====== Input for this task ======
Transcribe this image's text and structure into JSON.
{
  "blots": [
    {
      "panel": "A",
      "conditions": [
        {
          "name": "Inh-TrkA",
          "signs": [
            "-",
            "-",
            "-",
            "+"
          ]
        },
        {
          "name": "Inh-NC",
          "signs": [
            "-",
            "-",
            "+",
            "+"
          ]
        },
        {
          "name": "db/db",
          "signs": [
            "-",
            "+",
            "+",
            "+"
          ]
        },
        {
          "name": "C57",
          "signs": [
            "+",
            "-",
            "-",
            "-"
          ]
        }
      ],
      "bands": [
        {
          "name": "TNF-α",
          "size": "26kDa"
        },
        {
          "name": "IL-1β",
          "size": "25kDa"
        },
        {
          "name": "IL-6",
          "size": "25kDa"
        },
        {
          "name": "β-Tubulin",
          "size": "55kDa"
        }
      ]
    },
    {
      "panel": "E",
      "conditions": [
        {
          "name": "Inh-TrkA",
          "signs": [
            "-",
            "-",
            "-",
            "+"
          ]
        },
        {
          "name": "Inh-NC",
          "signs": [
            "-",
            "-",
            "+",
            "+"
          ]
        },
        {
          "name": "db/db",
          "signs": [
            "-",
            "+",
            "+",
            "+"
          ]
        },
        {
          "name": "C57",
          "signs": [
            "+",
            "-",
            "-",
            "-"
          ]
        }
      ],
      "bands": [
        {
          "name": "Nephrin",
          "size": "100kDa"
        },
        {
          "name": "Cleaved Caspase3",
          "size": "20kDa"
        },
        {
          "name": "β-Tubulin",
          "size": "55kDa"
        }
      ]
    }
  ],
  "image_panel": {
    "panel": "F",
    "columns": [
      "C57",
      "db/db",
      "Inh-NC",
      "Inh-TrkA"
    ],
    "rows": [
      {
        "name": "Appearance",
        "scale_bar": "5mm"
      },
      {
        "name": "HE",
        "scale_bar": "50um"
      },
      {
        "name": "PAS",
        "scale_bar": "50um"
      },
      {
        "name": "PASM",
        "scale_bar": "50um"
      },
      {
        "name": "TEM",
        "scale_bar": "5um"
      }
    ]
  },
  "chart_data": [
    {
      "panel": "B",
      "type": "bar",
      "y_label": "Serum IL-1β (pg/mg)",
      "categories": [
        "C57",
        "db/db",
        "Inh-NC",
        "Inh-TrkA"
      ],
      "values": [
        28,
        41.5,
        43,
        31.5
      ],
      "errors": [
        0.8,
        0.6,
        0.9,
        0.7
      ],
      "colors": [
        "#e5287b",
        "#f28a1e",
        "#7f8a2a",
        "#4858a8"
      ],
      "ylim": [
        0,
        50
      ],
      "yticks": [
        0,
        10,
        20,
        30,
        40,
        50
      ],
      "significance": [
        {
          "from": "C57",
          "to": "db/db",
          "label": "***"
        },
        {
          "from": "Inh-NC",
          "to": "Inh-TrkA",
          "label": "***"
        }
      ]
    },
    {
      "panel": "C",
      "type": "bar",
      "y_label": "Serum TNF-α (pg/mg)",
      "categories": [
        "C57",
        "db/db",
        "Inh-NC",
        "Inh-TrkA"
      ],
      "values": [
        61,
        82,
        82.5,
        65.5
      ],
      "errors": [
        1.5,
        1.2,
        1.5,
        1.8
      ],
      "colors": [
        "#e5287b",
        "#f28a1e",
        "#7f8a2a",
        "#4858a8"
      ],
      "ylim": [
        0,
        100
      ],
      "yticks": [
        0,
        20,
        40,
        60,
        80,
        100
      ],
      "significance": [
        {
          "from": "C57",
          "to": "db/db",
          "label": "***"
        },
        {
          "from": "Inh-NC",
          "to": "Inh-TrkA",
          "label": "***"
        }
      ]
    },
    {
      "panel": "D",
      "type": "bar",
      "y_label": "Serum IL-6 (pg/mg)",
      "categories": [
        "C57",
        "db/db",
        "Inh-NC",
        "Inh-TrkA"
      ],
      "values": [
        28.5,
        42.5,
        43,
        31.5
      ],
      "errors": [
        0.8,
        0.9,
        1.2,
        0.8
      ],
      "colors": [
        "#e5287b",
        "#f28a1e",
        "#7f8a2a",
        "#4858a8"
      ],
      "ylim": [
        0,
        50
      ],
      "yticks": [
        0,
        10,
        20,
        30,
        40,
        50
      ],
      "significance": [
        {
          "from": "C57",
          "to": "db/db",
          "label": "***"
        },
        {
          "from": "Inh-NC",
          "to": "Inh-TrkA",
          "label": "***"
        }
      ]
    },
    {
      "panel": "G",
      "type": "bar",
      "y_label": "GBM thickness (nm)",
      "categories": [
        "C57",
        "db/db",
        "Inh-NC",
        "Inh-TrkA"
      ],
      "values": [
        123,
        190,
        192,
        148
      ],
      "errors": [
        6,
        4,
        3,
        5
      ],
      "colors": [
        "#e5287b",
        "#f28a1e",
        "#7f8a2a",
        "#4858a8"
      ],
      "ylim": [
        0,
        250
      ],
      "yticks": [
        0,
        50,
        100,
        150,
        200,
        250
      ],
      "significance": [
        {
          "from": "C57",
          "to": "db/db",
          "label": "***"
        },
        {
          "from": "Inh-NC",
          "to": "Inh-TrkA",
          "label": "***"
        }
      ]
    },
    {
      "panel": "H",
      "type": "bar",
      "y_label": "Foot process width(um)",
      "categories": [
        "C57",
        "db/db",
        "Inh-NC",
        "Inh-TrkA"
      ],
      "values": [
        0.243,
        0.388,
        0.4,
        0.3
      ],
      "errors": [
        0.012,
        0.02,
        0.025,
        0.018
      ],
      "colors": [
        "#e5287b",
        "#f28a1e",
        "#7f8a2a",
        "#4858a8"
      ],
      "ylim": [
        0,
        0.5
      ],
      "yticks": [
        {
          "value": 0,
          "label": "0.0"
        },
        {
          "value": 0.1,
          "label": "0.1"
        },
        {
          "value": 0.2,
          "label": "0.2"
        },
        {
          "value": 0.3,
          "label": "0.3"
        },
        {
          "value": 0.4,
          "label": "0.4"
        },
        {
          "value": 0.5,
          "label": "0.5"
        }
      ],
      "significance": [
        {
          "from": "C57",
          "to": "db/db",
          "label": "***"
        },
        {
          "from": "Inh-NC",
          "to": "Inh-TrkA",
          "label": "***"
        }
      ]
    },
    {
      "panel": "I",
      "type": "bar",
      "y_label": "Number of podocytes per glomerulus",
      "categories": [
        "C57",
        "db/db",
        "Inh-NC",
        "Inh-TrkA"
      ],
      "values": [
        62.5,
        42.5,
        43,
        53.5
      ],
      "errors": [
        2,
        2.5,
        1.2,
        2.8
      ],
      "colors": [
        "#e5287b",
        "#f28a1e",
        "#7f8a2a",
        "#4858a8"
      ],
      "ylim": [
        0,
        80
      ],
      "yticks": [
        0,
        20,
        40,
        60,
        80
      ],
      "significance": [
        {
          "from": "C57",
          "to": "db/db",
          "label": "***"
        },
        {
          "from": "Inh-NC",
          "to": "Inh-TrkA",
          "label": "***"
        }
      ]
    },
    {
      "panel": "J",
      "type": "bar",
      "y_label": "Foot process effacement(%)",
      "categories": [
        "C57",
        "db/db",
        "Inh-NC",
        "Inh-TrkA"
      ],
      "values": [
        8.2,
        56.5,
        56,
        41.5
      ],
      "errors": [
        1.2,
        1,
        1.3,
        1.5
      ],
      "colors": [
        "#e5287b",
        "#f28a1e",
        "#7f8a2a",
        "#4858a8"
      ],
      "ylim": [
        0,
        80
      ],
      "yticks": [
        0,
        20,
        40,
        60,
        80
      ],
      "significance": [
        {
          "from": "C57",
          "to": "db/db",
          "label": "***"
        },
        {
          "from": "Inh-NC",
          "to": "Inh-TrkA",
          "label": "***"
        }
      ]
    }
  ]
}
======
**The problem**
Copy out every line of the listing that contains the string "size".

**Final result**
          "size": "26kDa"
          "size": "25kDa"
          "size": "25kDa"
          "size": "55kDa"
          "size": "100kDa"
          "size": "20kDa"
          "size": "55kDa"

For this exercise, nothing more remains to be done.